Directions for this task –
Reproduce the entries below, please. Keep every character the same.

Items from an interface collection
* * * * *

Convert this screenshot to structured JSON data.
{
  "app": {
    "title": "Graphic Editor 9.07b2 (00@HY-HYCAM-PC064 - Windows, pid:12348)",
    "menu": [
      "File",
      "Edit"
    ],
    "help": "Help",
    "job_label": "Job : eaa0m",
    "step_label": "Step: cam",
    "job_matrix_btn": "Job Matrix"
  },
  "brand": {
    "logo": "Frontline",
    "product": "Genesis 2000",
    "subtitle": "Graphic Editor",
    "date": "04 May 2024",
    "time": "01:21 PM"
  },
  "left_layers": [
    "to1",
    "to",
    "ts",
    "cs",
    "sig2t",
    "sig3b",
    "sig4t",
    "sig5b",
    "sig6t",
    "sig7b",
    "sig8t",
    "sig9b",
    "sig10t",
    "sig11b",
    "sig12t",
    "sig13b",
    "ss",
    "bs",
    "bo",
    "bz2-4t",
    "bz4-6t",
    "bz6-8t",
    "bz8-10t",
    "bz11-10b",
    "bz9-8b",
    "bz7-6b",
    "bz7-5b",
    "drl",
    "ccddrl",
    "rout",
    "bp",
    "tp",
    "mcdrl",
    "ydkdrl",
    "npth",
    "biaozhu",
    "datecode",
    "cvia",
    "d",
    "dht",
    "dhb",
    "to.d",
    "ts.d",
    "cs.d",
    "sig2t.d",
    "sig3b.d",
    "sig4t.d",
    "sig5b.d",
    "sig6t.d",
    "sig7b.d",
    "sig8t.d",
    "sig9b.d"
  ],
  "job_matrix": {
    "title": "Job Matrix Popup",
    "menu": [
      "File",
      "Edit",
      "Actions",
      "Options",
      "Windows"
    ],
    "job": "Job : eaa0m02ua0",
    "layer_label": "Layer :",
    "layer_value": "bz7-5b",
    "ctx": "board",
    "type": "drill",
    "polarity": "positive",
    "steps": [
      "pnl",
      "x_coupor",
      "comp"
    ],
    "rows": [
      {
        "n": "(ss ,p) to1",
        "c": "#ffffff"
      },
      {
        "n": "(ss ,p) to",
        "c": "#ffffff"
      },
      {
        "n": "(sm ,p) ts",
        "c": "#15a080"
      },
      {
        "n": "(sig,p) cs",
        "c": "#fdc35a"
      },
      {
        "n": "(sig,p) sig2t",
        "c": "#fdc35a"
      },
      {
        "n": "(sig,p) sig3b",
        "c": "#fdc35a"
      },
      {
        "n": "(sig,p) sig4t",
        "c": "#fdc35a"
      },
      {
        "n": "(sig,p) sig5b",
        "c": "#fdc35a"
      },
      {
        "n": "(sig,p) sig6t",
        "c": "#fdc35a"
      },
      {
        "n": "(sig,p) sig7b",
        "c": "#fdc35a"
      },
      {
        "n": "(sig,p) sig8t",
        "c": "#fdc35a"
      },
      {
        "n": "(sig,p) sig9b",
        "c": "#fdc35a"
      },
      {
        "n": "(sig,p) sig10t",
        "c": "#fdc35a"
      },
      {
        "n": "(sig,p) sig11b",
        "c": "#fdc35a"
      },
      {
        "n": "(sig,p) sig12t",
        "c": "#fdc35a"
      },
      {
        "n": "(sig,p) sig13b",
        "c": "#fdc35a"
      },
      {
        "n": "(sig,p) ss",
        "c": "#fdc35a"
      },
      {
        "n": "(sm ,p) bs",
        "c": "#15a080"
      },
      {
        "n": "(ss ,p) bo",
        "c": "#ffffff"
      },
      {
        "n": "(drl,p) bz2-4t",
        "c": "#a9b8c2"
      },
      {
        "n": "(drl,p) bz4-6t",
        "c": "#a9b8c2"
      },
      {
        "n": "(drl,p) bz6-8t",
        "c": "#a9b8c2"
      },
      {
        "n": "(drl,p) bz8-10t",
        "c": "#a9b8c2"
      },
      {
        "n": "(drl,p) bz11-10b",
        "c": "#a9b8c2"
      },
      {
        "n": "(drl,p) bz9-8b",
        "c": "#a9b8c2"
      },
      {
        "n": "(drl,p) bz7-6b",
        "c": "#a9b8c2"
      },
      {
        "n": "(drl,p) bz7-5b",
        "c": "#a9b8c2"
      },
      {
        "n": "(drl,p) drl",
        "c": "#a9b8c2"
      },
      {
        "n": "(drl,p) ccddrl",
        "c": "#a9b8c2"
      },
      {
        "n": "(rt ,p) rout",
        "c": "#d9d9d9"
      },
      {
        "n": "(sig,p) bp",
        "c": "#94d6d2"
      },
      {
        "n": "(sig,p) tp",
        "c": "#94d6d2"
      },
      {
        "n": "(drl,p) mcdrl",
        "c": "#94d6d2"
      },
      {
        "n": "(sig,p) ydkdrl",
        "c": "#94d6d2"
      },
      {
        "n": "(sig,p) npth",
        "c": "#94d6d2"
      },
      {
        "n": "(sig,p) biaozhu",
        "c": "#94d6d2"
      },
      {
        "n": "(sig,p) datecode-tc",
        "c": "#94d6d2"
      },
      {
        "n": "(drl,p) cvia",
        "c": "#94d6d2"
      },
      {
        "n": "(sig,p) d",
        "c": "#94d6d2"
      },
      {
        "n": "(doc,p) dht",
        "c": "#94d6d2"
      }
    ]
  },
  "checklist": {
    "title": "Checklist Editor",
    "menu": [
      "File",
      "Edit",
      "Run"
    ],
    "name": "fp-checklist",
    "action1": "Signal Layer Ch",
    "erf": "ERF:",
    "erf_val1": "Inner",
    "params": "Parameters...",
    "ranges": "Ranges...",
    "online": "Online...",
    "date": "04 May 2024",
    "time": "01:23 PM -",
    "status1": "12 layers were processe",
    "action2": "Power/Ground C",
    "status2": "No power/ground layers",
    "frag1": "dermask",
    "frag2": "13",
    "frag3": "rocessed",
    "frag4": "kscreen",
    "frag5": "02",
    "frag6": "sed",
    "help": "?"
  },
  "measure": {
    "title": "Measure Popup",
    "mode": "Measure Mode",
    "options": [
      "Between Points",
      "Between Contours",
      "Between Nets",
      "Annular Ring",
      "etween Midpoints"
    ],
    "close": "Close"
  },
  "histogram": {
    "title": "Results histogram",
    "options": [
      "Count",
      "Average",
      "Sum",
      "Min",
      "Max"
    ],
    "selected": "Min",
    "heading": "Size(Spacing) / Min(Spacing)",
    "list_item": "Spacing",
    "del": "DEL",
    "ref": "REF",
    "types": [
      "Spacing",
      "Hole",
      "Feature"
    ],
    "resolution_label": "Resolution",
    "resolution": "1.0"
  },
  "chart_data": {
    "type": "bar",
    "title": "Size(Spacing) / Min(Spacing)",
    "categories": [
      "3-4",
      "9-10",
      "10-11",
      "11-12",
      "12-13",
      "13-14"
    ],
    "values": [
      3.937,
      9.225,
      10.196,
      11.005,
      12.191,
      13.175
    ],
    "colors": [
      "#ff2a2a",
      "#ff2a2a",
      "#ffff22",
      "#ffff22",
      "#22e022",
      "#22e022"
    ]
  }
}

* * * * *

Answer for the task –
Convert this screenshot to structured JSON data.
{
  "app": {
    "title": "Graphic Editor 9.07b2 (00@HY-HYCAM-PC064 - Windows, pid:12348)",
    "menu": [
      "File",
      "Edit"
    ],
    "help": "Help",
    "job_label": "Job : eaa0m",
    "step_label": "Step: cam",
    "job_matrix_btn": "Job Matrix"
  },
  "brand": {
    "logo": "Frontline",
    "product": "Genesis 2000",
    "subtitle": "Graphic Editor",
    "date": "04 May 2024",
    "time": "01:21 PM"
  },
  "left_layers": [
    "to1",
    "to",
    "ts",
    "cs",
    "sig2t",
    "sig3b",
    "sig4t",
    "sig5b",
    "sig6t",
    "sig7b",
    "sig8t",
    "sig9b",
    "sig10t",
    "sig11b",
    "sig12t",
    "sig13b",
    "ss",
    "bs",
    "bo",
    "bz2-4t",
    "bz4-6t",
    "bz6-8t",
    "bz8-10t",
    "bz11-10b",
    "bz9-8b",
    "bz7-6b",
    "bz7-5b",
    "drl",
    "ccddrl",
    "rout",
    "bp",
    "tp",
    "mcdrl",
    "ydkdrl",
    "npth",
    "biaozhu",
    "datecode",
    "cvia",
    "d",
    "dht",
    "dhb",
    "to.d",
    "ts.d",
    "cs.d",
    "sig2t.d",
    "sig3b.d",
    "sig4t.d",
    "sig5b.d",
    "sig6t.d",
    "sig7b.d",
    "sig8t.d",
    "sig9b.d"
  ],
  "job_matrix": {
    "title": "Job Matrix Popup",
    "menu": [
      "File",
      "Edit",
      "Actions",
      "Options",
      "Windows"
    ],
    "job": "Job : eaa0m02ua0",
    "layer_label": "Layer :",
    "layer_value": "bz7-5b",
    "ctx": "board",
    "type": "drill",
    "polarity": "positive",
    "steps": [
      "pnl",
      "x_coupor",
      "comp"
    ],
    "rows": [
      {
        "n": "(ss ,p) to1",
        "c": "#ffffff"
      },
      {
        "n": "(ss ,p) to",
        "c": "#ffffff"
      },
      {
        "n": "(sm ,p) ts",
        "c": "#15a080"
      },
      {
        "n": "(sig,p) cs",
        "c": "#fdc35a"
      },
      {
        "n": "(sig,p) sig2t",
        "c": "#fdc35a"
      },
      {
        "n": "(sig,p) sig3b",
        "c": "#fdc35a"
      },
      {
        "n": "(sig,p) sig4t",
        "c": "#fdc35a"
      },
      {
        "n": "(sig,p) sig5b",
        "c": "#fdc35a"
      },
      {
        "n": "(sig,p) sig6t",
        "c": "#fdc35a"
      },
      {
        "n": "(sig,p) sig7b",
        "c": "#fdc35a"
      },
      {
        "n": "(sig,p) sig8t",
        "c": "#fdc35a"
      },
      {
        "n": "(sig,p) sig9b",
        "c": "#fdc35a"
      },
      {
        "n": "(sig,p) sig10t",
        "c": "#fdc35a"
      },
      {
        "n": "(sig,p) sig11b",
        "c": "#fdc35a"
      },
      {
        "n": "(sig,p) sig12t",
        "c": "#fdc35a"
      },
      {
        "n": "(sig,p) sig13b",
        "c": "#fdc35a"
      },
      {
        "n": "(sig,p) ss",
        "c": "#fdc35a"
      },
      {
        "n": "(sm ,p) bs",
        "c": "#15a080"
      },
      {
        "n": "(ss ,p) bo",
        "c": "#ffffff"
      },
      {
        "n": "(drl,p) bz2-4t",
        "c": "#a9b8c2"
      },
      {
        "n": "(drl,p) bz4-6t",
        "c": "#a9b8c2"
      },
      {
        "n": "(drl,p) bz6-8t",
        "c": "#a9b8c2"
      },
      {
        "n": "(drl,p) bz8-10t",
        "c": "#a9b8c2"
      },
      {
        "n": "(drl,p) bz11-10b",
        "c": "#a9b8c2"
      },
      {
        "n": "(drl,p) bz9-8b",
        "c": "#a9b8c2"
      },
      {
        "n": "(drl,p) bz7-6b",
        "c": "#a9b8c2"
      },
      {
        "n": "(drl,p) bz7-5b",
        "c": "#a9b8c2"
      },
      {
        "n": "(drl,p) drl",
        "c": "#a9b8c2"
      },
      {
        "n": "(drl,p) ccddrl",
        "c": "#a9b8c2"
      },
      {
        "n": "(rt ,p) rout",
        "c": "#d9d9d9"
      },
      {
        "n": "(sig,p) bp",
        "c": "#94d6d2"
      },
      {
        "n": "(sig,p) tp",
        "c": "#94d6d2"
      },
      {
        "n": "(drl,p) mcdrl",
        "c": "#94d6d2"
      },
      {
        "n": "(sig,p) ydkdrl",
        "c": "#94d6d2"
      },
      {
        "n": "(sig,p) npth",
        "c": "#94d6d2"
      },
      {
        "n": "(sig,p) biaozhu",
        "c": "#94d6d2"
      },
      {
        "n": "(sig,p) datecode-tc",
        "c": "#94d6d2"
      },
      {
        "n": "(drl,p) cvia",
        "c": "#94d6d2"
      },
      {
        "n": "(sig,p) d",
        "c": "#94d6d2"
      },
      {
        "n": "(doc,p) dht",
        "c": "#94d6d2"
      }
    ]
  },
  "checklist": {
    "title": "Checklist Editor",
    "menu": [
      "File",
      "Edit",
      "Run"
    ],
    "name": "fp-checklist",
    "action1": "Signal Layer Ch",
    "erf": "ERF:",
    "erf_val1": "Inner",
    "params": "Parameters...",
    "ranges": "Ranges...",
    "online": "Online...",
    "date": "04 May 2024",
    "time": "01:23 PM -",
    "status1": "12 layers were processe",
    "action2": "Power/Ground C",
    "status2": "No power/ground layers",
    "frag1": "dermask",
    "frag2": "13",
    "frag3": "rocessed",
    "frag4": "kscreen",
    "frag5": "02",
    "frag6": "sed",
    "help": "?"
  },
  "measure": {
    "title": "Measure Popup",
    "mode": "Measure Mode",
    "options": [
      "Between Points",
      "Between Contours",
      "Between Nets",
      "Annular Ring",
      "etween Midpoints"
    ],
    "close": "Close"
  },
  "histogram": {
    "title": "Results histogram",
    "options": [
      "Count",
      "Average",
      "Sum",
      "Min",
      "Max"
    ],
    "selected": "Min",
    "heading": "Size(Spacing) / Min(Spacing)",
    "list_item": "Spacing",
    "del": "DEL",
    "ref": "REF",
    "types": [
      "Spacing",
      "Hole",
      "Feature"
    ],
    "resolution_label": "Resolution",
    "resolution": "1.0"
  },
  "chart_data": {
    "type": "bar",
    "title": "Size(Spacing) / Min(Spacing)",
    "categories": [
      "3-4",
      "9-10",
      "10-11",
      "11-12",
      "12-13",
      "13-14"
    ],
    "values": [
      3.937,
      9.225,
      10.196,
      11.005,
      12.191,
      13.175
    ],
    "colors": [
      "#ff2a2a",
      "#ff2a2a",
      "#ffff22",
      "#ffff22",
      "#22e022",
      "#22e022"
    ]
  }
}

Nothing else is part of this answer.